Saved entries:
════════════════

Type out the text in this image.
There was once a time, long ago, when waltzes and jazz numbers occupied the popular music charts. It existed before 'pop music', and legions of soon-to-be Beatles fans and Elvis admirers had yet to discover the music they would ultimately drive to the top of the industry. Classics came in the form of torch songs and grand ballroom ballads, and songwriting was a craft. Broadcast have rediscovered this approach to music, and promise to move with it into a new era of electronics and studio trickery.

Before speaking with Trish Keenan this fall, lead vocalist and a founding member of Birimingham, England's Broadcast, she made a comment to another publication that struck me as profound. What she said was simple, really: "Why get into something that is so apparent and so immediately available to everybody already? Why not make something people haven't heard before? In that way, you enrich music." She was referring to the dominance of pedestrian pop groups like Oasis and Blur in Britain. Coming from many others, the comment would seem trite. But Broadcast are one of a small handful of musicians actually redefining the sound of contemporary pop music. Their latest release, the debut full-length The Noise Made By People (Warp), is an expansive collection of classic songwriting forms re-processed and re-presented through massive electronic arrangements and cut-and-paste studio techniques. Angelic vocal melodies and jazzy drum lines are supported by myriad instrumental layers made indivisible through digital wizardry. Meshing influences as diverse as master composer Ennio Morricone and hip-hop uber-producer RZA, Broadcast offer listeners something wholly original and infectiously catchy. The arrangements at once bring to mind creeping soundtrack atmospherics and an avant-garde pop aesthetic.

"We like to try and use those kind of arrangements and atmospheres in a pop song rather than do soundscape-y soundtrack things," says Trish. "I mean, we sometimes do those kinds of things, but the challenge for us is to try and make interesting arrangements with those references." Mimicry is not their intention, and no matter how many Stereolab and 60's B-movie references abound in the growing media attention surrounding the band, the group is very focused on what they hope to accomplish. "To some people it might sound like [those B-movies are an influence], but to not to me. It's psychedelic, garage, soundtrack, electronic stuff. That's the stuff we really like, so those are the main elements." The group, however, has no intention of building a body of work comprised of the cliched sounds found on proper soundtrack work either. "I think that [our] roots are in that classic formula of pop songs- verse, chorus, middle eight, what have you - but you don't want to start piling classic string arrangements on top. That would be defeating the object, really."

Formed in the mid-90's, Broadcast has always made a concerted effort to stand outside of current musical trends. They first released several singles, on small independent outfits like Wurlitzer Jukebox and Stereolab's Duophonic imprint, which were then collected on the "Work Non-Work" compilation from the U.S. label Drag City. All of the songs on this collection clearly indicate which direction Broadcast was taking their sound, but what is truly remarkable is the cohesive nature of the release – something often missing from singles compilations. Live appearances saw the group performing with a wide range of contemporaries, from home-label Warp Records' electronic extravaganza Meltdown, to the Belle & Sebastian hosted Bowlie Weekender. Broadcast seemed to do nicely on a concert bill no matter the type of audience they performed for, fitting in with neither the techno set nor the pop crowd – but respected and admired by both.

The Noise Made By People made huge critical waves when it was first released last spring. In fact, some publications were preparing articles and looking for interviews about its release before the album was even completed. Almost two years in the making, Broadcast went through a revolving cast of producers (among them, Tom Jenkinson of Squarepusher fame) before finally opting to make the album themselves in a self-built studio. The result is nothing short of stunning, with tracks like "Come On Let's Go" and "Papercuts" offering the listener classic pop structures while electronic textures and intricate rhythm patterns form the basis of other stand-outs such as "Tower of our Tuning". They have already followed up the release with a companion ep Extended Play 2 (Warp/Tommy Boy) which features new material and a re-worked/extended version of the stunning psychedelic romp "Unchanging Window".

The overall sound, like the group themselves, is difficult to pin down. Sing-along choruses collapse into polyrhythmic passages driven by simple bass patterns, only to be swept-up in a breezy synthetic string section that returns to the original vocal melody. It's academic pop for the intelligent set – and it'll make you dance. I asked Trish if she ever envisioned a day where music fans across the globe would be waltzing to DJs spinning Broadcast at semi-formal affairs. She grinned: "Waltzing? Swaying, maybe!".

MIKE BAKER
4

════════════════

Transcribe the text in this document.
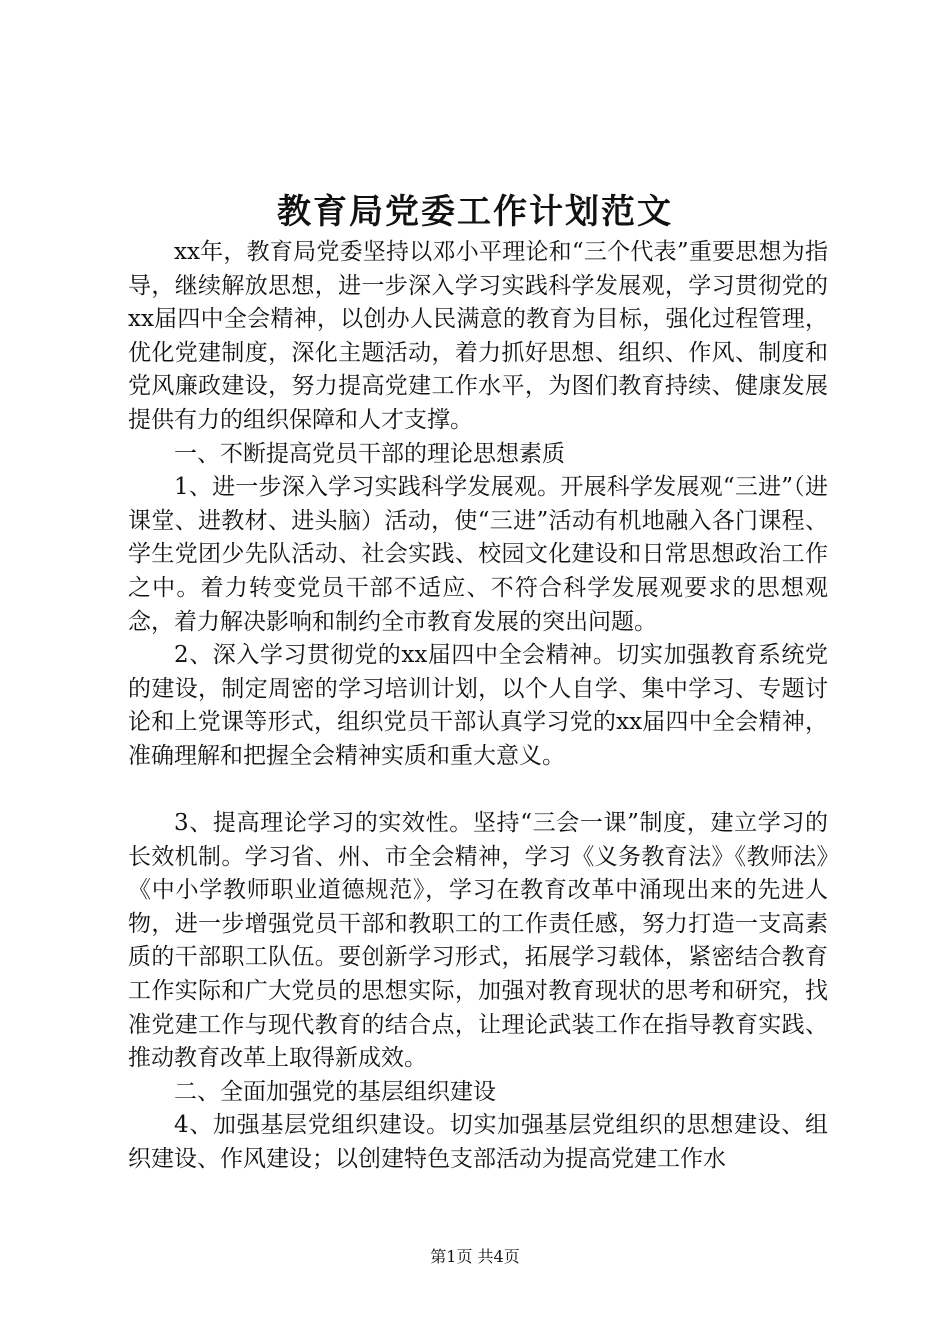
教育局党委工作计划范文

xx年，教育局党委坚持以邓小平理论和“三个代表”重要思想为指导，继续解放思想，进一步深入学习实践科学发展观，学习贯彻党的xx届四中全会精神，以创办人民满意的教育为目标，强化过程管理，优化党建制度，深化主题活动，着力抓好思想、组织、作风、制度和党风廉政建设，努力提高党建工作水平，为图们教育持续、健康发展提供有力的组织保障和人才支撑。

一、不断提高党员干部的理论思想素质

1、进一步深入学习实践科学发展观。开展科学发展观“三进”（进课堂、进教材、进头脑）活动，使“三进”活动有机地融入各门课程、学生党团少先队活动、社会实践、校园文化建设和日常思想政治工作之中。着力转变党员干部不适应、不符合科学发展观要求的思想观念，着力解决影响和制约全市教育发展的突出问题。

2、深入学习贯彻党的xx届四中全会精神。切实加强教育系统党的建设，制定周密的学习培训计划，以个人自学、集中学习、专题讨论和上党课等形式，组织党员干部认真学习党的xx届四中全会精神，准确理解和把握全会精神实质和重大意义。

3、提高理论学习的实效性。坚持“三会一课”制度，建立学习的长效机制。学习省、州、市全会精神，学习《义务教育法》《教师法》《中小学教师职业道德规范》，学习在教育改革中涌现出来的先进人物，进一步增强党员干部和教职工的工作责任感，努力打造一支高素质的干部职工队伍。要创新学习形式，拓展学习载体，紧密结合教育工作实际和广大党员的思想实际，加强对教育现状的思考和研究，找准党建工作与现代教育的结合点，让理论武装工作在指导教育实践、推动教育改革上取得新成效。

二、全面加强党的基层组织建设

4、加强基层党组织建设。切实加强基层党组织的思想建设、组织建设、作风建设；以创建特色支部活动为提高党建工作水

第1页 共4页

════════════════

The exercise — Copy out each line of the records where the string "进一步深入学习实践科学发展观" appears.

Correct result —
xx年，教育局党委坚持以邓小平理论和“三个代表”重要思想为指导，继续解放思想，进一步深入学习实践科学发展观，学习贯彻党的xx届四中全会精神，以创办人民满意的教育为目标，强化过程管理，优化党建制度，深化主题活动，着力抓好思想、组织、作风、制度和党风廉政建设，努力提高党建工作水平，为图们教育持续、健康发展提供有力的组织保障和人才支撑。
1、进一步深入学习实践科学发展观。开展科学发展观“三进”（进课堂、进教材、进头脑）活动，使“三进”活动有机地融入各门课程、学生党团少先队活动、社会实践、校园文化建设和日常思想政治工作之中。着力转变党员干部不适应、不符合科学发展观要求的思想观念，着力解决影响和制约全市教育发展的突出问题。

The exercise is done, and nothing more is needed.